(EXERCISE DETAILS)
Copy out the entries verbatim, from the first line through the line containing "left-axis-tick-label: 2.5 M", both ends included.

################

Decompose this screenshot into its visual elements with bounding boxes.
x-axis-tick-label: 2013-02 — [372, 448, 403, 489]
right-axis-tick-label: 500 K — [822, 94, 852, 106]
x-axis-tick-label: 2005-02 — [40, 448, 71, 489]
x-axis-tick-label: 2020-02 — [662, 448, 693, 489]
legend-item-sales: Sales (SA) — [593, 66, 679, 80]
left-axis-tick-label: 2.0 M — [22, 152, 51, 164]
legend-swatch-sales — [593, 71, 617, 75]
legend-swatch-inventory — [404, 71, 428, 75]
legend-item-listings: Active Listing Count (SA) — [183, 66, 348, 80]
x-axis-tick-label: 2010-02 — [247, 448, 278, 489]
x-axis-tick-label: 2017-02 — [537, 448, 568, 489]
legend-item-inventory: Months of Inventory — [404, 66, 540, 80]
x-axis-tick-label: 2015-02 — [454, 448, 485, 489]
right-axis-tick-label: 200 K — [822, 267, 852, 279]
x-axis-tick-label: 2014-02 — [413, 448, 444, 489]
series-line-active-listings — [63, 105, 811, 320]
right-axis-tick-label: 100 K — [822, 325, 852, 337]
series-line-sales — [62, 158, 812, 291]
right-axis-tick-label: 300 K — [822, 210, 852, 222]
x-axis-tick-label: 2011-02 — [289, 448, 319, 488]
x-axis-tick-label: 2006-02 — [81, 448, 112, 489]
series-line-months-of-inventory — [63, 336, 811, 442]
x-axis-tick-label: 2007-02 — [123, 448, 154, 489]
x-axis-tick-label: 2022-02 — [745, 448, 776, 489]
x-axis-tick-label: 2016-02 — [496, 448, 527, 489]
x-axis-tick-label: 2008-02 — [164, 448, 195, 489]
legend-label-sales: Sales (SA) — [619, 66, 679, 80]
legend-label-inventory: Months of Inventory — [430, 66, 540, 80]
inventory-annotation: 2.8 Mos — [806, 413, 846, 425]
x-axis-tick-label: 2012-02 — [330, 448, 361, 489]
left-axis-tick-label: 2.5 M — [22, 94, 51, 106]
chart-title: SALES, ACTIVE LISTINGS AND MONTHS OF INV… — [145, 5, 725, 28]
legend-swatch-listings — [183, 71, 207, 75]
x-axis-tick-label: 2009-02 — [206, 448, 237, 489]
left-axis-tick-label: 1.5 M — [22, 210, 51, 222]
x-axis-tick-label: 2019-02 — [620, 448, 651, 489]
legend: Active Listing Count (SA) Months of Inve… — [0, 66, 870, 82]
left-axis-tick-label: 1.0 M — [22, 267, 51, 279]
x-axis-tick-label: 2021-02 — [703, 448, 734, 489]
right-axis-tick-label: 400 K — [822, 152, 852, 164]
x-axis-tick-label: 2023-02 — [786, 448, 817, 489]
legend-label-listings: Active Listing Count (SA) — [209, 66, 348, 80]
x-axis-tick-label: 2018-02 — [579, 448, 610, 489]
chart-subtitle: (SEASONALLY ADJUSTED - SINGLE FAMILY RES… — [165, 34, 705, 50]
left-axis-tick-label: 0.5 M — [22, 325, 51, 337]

################

(ANSWER TO THIS PROBLEM)
Decompose this screenshot into its visual elements with bounding boxes.
x-axis-tick-label: 2013-02 — [372, 448, 403, 489]
right-axis-tick-label: 500 K — [822, 94, 852, 106]
x-axis-tick-label: 2005-02 — [40, 448, 71, 489]
x-axis-tick-label: 2020-02 — [662, 448, 693, 489]
legend-item-sales: Sales (SA) — [593, 66, 679, 80]
left-axis-tick-label: 2.0 M — [22, 152, 51, 164]
legend-swatch-sales — [593, 71, 617, 75]
legend-swatch-inventory — [404, 71, 428, 75]
legend-item-listings: Active Listing Count (SA) — [183, 66, 348, 80]
x-axis-tick-label: 2010-02 — [247, 448, 278, 489]
x-axis-tick-label: 2017-02 — [537, 448, 568, 489]
legend-item-inventory: Months of Inventory — [404, 66, 540, 80]
x-axis-tick-label: 2015-02 — [454, 448, 485, 489]
right-axis-tick-label: 200 K — [822, 267, 852, 279]
x-axis-tick-label: 2014-02 — [413, 448, 444, 489]
series-line-active-listings — [63, 105, 811, 320]
right-axis-tick-label: 100 K — [822, 325, 852, 337]
series-line-sales — [62, 158, 812, 291]
right-axis-tick-label: 300 K — [822, 210, 852, 222]
x-axis-tick-label: 2011-02 — [289, 448, 319, 488]
x-axis-tick-label: 2006-02 — [81, 448, 112, 489]
series-line-months-of-inventory — [63, 336, 811, 442]
x-axis-tick-label: 2007-02 — [123, 448, 154, 489]
x-axis-tick-label: 2022-02 — [745, 448, 776, 489]
x-axis-tick-label: 2016-02 — [496, 448, 527, 489]
x-axis-tick-label: 2008-02 — [164, 448, 195, 489]
legend-label-sales: Sales (SA) — [619, 66, 679, 80]
legend-label-inventory: Months of Inventory — [430, 66, 540, 80]
inventory-annotation: 2.8 Mos — [806, 413, 846, 425]
x-axis-tick-label: 2012-02 — [330, 448, 361, 489]
left-axis-tick-label: 2.5 M — [22, 94, 51, 106]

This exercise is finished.